> Page excerpt:
—————

My family became part of a statistic this week. Our daughters joined the millions of young people that the Centers for Disease Control and Prevention says have come down with the H1N1 virus.

Our daughters are much better now, and they're eating Popsicles without constraint. I wish the vaccine for this flu had been available. But we know that a few thousand other families have not been as lucky as ours to have such mild symptoms.

Of course, I can say that because I'm at the office today. My wife is at home with two sick children. I got to take a shower. I can keep up with the news. No one here at the office orders me to fetch them a ginger ale, with an autocratic air that the Queen of England would avoid, or clings to my leg like a shipwreck victim if I try to go to the bathroom.

Philo T. Farnsworth invented television in 1927. I think he must have had two children at home with the flu. There is no greater spur to ingenuity than the desperation of parents who need to distract and amuse sneezing, squirming children. My wife and I used to talk about literature and theater. But we've watched so much Sesame Street this week, we just turn to each other and say, "K is the Letter of the Day. Can you believe that?"

Our 6-year-old crawled into bed the other night, coughing and rubbing her sore throat. She proposed a Popsicle as the the best treatment. So a little after 3 in the morning, we padded into the kitchen.

—————

> What is expected: Reproduce the passage of the flu essay starting with "My family became" and going on through "the H1N1 virus.".

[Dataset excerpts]
—————

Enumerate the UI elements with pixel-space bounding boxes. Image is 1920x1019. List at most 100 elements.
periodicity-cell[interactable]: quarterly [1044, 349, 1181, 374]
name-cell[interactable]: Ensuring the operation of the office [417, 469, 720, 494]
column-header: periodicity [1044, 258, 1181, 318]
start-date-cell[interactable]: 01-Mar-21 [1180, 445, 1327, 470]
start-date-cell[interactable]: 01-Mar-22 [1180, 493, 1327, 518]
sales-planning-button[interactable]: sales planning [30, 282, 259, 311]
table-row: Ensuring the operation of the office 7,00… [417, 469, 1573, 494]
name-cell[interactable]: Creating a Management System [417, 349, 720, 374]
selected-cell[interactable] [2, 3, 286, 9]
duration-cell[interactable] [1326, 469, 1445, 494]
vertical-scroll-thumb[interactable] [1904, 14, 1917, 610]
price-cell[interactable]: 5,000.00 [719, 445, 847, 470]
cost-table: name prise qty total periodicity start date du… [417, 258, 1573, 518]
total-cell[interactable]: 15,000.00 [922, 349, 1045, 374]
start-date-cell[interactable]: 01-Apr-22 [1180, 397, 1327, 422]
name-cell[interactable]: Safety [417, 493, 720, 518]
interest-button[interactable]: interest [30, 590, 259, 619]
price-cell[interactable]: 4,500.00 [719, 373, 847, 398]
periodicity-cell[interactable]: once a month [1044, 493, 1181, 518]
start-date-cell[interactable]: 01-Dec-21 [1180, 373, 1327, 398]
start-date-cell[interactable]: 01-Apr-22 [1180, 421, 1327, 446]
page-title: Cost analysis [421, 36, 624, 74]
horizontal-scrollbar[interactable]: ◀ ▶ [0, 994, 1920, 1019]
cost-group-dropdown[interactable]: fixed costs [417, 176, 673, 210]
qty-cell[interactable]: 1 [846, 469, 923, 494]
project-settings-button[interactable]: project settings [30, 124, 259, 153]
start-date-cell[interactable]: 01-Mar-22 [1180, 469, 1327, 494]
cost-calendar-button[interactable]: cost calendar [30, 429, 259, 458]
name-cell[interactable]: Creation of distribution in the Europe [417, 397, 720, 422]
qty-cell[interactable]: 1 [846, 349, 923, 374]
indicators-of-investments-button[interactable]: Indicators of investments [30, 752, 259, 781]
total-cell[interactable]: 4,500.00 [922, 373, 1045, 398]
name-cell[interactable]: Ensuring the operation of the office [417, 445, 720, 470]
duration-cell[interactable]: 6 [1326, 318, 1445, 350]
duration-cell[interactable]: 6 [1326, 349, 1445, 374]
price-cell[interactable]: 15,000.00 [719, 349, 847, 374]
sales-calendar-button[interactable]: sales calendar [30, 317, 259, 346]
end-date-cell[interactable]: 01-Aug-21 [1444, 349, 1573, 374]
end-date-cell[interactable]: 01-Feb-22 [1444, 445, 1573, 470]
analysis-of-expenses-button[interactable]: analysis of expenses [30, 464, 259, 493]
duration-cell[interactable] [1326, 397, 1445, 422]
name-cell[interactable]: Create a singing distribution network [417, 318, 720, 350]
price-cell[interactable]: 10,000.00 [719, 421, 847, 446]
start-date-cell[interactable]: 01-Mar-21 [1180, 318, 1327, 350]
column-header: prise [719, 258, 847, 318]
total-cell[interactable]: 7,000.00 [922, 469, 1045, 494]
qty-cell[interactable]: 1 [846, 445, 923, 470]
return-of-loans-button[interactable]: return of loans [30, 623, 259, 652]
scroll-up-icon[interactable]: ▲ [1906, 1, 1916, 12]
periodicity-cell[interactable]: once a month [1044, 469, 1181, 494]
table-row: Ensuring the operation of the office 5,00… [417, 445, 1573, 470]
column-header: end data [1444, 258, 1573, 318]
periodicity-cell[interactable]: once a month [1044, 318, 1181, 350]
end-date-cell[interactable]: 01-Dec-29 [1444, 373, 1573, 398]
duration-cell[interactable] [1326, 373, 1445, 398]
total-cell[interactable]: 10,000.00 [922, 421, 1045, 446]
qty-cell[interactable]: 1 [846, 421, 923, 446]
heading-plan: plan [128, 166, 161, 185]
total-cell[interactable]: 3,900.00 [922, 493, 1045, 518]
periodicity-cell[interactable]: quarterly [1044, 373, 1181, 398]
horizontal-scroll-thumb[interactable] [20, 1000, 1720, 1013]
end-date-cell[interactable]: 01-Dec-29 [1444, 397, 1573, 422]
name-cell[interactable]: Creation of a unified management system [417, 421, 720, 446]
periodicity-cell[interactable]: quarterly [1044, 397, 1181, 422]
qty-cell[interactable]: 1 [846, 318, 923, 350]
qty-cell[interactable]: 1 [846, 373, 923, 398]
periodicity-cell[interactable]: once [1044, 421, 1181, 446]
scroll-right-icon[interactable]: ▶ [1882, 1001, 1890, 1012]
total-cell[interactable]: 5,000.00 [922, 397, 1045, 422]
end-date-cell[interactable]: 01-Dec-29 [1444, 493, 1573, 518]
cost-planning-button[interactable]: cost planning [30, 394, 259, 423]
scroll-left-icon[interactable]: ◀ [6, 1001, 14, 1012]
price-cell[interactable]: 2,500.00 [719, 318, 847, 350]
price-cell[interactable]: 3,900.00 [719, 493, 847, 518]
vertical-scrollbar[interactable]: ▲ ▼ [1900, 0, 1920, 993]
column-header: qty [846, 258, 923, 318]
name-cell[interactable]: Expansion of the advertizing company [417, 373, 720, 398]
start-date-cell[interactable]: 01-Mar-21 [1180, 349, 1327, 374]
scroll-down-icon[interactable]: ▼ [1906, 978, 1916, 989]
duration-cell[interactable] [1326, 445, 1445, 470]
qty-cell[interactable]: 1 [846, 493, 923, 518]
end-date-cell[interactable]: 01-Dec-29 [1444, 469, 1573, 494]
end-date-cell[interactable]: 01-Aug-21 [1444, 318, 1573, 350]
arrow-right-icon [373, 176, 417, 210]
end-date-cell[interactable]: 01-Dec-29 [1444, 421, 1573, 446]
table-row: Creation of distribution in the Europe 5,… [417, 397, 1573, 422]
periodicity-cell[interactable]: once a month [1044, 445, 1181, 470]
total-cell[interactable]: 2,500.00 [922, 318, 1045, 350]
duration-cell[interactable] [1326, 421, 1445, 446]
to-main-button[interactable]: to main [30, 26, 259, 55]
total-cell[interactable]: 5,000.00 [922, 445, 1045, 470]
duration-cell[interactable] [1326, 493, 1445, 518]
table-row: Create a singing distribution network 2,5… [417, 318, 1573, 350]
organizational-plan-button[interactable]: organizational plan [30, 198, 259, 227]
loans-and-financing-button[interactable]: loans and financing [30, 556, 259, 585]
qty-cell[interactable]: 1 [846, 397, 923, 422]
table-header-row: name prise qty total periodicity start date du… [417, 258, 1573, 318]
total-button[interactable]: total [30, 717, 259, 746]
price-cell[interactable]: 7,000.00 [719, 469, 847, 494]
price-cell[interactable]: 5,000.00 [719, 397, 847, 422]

—————

> Task output:
My family became part of a statistic this week. Our daughters joined the millions of young people that the Centers for Disease Control and Prevention says have come down with the H1N1 virus.